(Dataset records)
+ + +

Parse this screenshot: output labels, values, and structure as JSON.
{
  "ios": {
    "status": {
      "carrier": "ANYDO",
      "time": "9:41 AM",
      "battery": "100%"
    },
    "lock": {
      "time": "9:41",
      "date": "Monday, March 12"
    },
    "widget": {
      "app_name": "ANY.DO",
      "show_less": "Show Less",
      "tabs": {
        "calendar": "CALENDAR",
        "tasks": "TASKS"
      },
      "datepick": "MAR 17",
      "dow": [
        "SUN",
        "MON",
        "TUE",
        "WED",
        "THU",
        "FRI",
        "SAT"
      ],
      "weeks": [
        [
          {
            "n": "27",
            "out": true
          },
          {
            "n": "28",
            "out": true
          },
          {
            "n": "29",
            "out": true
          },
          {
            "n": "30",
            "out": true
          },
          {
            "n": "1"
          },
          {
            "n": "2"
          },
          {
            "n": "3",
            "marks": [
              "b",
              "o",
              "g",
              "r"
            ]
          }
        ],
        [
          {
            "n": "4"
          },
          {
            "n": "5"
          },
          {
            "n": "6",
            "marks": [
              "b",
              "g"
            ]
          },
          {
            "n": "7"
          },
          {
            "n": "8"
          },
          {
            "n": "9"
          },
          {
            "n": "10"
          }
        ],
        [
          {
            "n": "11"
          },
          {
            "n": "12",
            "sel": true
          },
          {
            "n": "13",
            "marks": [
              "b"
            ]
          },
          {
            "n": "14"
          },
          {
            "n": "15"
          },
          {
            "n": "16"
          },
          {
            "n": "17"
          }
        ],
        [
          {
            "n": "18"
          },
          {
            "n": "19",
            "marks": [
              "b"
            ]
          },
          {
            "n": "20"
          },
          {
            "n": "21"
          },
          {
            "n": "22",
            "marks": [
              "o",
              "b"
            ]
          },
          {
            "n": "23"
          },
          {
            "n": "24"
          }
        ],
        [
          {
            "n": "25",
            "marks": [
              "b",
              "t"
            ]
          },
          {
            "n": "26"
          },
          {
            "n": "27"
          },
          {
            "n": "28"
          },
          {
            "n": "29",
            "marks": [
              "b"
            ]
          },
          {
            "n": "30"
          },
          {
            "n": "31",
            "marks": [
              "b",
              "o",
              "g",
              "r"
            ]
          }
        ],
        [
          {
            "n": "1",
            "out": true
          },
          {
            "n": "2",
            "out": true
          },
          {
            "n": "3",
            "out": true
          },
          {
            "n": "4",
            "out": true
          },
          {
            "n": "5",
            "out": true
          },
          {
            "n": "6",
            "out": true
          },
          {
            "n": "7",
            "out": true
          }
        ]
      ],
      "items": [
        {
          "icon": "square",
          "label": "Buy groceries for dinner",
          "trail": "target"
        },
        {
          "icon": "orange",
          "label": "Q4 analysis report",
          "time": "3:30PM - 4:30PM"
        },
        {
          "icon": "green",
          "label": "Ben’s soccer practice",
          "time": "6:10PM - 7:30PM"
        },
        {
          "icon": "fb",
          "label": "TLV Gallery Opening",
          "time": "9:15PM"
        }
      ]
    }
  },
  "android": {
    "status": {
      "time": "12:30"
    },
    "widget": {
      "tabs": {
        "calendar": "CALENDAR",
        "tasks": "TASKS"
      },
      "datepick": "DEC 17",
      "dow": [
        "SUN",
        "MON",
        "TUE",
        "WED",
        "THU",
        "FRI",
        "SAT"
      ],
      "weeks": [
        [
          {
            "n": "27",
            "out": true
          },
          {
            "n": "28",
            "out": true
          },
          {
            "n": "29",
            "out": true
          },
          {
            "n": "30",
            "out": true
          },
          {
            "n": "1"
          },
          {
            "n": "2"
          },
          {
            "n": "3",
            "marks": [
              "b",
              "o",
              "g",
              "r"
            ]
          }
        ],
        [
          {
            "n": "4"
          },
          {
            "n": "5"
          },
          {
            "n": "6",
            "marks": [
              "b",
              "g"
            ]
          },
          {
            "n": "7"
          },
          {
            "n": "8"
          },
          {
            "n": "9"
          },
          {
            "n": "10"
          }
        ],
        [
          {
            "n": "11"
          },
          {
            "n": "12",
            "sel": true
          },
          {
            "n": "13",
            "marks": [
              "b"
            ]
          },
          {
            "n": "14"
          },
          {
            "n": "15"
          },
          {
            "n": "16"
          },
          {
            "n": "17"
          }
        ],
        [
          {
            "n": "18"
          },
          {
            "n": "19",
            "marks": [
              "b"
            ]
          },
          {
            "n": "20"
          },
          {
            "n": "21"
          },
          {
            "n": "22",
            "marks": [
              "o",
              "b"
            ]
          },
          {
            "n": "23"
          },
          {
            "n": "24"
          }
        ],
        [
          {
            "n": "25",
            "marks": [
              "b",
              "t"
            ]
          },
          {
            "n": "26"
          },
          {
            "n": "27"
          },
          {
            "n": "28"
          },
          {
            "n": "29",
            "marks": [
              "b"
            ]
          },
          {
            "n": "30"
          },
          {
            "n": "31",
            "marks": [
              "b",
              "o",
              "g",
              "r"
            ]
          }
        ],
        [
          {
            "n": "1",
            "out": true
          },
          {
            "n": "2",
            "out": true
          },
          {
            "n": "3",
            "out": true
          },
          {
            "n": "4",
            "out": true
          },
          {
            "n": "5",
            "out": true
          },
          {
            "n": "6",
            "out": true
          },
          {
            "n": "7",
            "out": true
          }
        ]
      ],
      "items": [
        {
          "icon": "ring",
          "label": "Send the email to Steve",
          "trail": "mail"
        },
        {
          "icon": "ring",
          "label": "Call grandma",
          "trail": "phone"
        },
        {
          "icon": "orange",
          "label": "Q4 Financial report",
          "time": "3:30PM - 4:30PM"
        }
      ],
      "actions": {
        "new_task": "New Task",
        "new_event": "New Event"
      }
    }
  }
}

+ + +

WRITTEN EXERCISE
Transcribe the whole listing exactly.

RESULT
Parse this screenshot: output labels, values, and structure as JSON.
{
  "ios": {
    "status": {
      "carrier": "ANYDO",
      "time": "9:41 AM",
      "battery": "100%"
    },
    "lock": {
      "time": "9:41",
      "date": "Monday, March 12"
    },
    "widget": {
      "app_name": "ANY.DO",
      "show_less": "Show Less",
      "tabs": {
        "calendar": "CALENDAR",
        "tasks": "TASKS"
      },
      "datepick": "MAR 17",
      "dow": [
        "SUN",
        "MON",
        "TUE",
        "WED",
        "THU",
        "FRI",
        "SAT"
      ],
      "weeks": [
        [
          {
            "n": "27",
            "out": true
          },
          {
            "n": "28",
            "out": true
          },
          {
            "n": "29",
            "out": true
          },
          {
            "n": "30",
            "out": true
          },
          {
            "n": "1"
          },
          {
            "n": "2"
          },
          {
            "n": "3",
            "marks": [
              "b",
              "o",
              "g",
              "r"
            ]
          }
        ],
        [
          {
            "n": "4"
          },
          {
            "n": "5"
          },
          {
            "n": "6",
            "marks": [
              "b",
              "g"
            ]
          },
          {
            "n": "7"
          },
          {
            "n": "8"
          },
          {
            "n": "9"
          },
          {
            "n": "10"
          }
        ],
        [
          {
            "n": "11"
          },
          {
            "n": "12",
            "sel": true
          },
          {
            "n": "13",
            "marks": [
              "b"
            ]
          },
          {
            "n": "14"
          },
          {
            "n": "15"
          },
          {
            "n": "16"
          },
          {
            "n": "17"
          }
        ],
        [
          {
            "n": "18"
          },
          {
            "n": "19",
            "marks": [
              "b"
            ]
          },
          {
            "n": "20"
          },
          {
            "n": "21"
          },
          {
            "n": "22",
            "marks": [
              "o",
              "b"
            ]
          },
          {
            "n": "23"
          },
          {
            "n": "24"
          }
        ],
        [
          {
            "n": "25",
            "marks": [
              "b",
              "t"
            ]
          },
          {
            "n": "26"
          },
          {
            "n": "27"
          },
          {
            "n": "28"
          },
          {
            "n": "29",
            "marks": [
              "b"
            ]
          },
          {
            "n": "30"
          },
          {
            "n": "31",
            "marks": [
              "b",
              "o",
              "g",
              "r"
            ]
          }
        ],
        [
          {
            "n": "1",
            "out": true
          },
          {
            "n": "2",
            "out": true
          },
          {
            "n": "3",
            "out": true
          },
          {
            "n": "4",
            "out": true
          },
          {
            "n": "5",
            "out": true
          },
          {
            "n": "6",
            "out": true
          },
          {
            "n": "7",
            "out": true
          }
        ]
      ],
      "items": [
        {
          "icon": "square",
          "label": "Buy groceries for dinner",
          "trail": "target"
        },
        {
          "icon": "orange",
          "label": "Q4 analysis report",
          "time": "3:30PM - 4:30PM"
        },
        {
          "icon": "green",
          "label": "Ben’s soccer practice",
          "time": "6:10PM - 7:30PM"
        },
        {
          "icon": "fb",
          "label": "TLV Gallery Opening",
          "time": "9:15PM"
        }
      ]
    }
  },
  "android": {
    "status": {
      "time": "12:30"
    },
    "widget": {
      "tabs": {
        "calendar": "CALENDAR",
        "tasks": "TASKS"
      },
      "datepick": "DEC 17",
      "dow": [
        "SUN",
        "MON",
        "TUE",
        "WED",
        "THU",
        "FRI",
        "SAT"
      ],
      "weeks": [
        [
          {
            "n": "27",
            "out": true
          },
          {
            "n": "28",
            "out": true
          },
          {
            "n": "29",
            "out": true
          },
          {
            "n": "30",
            "out": true
          },
          {
            "n": "1"
          },
          {
            "n": "2"
          },
          {
            "n": "3",
            "marks": [
              "b",
              "o",
              "g",
              "r"
            ]
          }
        ],
        [
          {
            "n": "4"
          },
          {
            "n": "5"
          },
          {
            "n": "6",
            "marks": [
              "b",
              "g"
            ]
          },
          {
            "n": "7"
          },
          {
            "n": "8"
          },
          {
            "n": "9"
          },
          {
            "n": "10"
          }
        ],
        [
          {
            "n": "11"
          },
          {
            "n": "12",
            "sel": true
          },
          {
            "n": "13",
            "marks": [
              "b"
            ]
          },
          {
            "n": "14"
          },
          {
            "n": "15"
          },
          {
            "n": "16"
          },
          {
            "n": "17"
          }
        ],
        [
          {
            "n": "18"
          },
          {
            "n": "19",
            "marks": [
              "b"
            ]
          },
          {
            "n": "20"
          },
          {
            "n": "21"
          },
          {
            "n": "22",
            "marks": [
              "o",
              "b"
            ]
          },
          {
            "n": "23"
          },
          {
            "n": "24"
          }
        ],
        [
          {
            "n": "25",
            "marks": [
              "b",
              "t"
            ]
          },
          {
            "n": "26"
          },
          {
            "n": "27"
          },
          {
            "n": "28"
          },
          {
            "n": "29",
            "marks": [
              "b"
            ]
          },
          {
            "n": "30"
          },
          {
            "n": "31",
            "marks": [
              "b",
              "o",
              "g",
              "r"
            ]
          }
        ],
        [
          {
            "n": "1",
            "out": true
          },
          {
            "n": "2",
            "out": true
          },
          {
            "n": "3",
            "out": true
          },
          {
            "n": "4",
            "out": true
          },
          {
            "n": "5",
            "out": true
          },
          {
            "n": "6",
            "out": true
          },
          {
            "n": "7",
            "out": true
          }
        ]
      ],
      "items": [
        {
          "icon": "ring",
          "label": "Send the email to Steve",
          "trail": "mail"
        },
        {
          "icon": "ring",
          "label": "Call grandma",
          "trail": "phone"
        },
        {
          "icon": "orange",
          "label": "Q4 Financial report",
          "time": "3:30PM - 4:30PM"
        }
      ],
      "actions": {
        "new_task": "New Task",
        "new_event": "New Event"
      }
    }
  }
}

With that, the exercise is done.